┌─ PROVIDED DATA

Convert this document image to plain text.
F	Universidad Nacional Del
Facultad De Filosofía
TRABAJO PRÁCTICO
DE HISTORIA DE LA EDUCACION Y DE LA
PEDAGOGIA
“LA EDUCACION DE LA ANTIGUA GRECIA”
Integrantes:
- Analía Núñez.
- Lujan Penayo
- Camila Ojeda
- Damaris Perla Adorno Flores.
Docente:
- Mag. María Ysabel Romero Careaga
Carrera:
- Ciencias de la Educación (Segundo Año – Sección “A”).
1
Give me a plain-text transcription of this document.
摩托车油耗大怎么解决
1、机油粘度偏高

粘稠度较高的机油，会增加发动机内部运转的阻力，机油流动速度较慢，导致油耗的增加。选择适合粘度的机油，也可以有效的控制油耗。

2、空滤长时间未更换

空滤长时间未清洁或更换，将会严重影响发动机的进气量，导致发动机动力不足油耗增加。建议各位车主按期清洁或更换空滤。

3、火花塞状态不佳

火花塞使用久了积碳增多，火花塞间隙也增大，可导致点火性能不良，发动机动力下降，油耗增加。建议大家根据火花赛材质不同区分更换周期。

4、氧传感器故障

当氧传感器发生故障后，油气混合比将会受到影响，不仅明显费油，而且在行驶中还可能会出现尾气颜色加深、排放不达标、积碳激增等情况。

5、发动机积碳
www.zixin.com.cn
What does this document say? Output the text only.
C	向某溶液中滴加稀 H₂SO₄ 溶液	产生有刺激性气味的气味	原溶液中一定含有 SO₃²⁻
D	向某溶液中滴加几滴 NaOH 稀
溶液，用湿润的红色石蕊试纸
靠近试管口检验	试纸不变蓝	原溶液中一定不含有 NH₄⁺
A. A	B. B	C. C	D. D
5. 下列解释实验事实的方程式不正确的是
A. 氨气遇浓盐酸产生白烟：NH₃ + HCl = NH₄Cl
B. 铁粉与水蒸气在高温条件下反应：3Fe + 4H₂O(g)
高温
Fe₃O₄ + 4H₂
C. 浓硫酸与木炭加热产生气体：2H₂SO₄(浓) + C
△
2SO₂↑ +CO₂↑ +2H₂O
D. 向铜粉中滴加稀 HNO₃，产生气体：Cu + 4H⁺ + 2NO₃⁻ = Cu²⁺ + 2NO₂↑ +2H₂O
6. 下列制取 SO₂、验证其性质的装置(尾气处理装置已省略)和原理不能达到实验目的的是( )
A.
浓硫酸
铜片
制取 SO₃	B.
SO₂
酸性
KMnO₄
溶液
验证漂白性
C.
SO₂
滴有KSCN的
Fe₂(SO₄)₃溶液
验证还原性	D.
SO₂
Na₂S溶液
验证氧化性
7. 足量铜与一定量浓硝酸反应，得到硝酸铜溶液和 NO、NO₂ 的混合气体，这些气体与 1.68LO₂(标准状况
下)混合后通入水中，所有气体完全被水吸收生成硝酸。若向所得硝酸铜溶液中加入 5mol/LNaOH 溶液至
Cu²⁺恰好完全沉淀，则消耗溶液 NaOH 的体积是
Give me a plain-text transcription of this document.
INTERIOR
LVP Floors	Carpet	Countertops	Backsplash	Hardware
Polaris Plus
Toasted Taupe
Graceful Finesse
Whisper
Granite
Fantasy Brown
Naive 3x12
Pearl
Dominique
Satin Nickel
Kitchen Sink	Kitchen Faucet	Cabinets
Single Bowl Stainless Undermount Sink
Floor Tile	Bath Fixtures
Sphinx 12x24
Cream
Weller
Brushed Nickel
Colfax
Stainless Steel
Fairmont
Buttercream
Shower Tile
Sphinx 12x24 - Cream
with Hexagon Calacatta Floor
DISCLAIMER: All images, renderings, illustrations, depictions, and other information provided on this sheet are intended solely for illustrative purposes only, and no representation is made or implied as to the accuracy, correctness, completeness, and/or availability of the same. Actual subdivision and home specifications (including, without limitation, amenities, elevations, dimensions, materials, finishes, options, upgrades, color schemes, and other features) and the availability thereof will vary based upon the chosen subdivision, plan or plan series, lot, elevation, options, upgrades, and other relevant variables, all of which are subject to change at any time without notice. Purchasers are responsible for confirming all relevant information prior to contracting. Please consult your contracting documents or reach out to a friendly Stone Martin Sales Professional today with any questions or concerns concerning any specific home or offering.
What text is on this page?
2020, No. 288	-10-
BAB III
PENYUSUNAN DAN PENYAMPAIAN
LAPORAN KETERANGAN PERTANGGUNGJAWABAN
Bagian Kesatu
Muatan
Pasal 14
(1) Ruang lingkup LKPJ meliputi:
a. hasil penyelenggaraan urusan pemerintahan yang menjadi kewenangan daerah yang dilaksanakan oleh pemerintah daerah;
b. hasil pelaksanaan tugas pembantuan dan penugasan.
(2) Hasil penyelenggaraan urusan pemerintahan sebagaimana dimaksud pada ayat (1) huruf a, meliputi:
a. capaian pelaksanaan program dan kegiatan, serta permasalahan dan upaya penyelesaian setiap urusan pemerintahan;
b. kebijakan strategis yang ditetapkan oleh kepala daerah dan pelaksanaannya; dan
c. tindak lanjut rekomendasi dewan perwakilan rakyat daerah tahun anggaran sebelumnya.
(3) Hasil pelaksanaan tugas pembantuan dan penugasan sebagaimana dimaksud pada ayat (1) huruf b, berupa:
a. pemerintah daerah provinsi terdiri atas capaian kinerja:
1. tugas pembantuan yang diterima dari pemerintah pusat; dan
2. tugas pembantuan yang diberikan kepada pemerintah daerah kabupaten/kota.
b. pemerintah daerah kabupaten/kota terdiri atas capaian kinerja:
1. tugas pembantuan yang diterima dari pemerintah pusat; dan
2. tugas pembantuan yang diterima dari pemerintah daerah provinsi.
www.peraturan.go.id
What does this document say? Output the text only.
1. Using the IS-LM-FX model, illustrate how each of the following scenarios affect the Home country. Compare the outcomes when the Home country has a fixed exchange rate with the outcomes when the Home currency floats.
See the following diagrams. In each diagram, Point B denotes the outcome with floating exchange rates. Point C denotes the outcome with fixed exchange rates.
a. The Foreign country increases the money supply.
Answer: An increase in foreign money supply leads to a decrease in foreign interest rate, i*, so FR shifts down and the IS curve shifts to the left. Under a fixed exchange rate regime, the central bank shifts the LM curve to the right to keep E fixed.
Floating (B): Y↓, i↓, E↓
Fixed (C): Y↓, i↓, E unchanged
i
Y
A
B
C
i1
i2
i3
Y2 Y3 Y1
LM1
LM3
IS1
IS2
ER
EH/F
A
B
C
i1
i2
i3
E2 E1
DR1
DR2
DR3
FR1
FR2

└─

Filter lines by "dimaksud" and return each hit.

> _OUTPUT OF THE EXERCISE_:
(2) Hasil penyelenggaraan urusan pemerintahan sebagaimana dimaksud pada ayat (1) huruf a, meliputi:
(3) Hasil pelaksanaan tugas pembantuan dan penugasan sebagaimana dimaksud pada ayat (1) huruf b, berupa:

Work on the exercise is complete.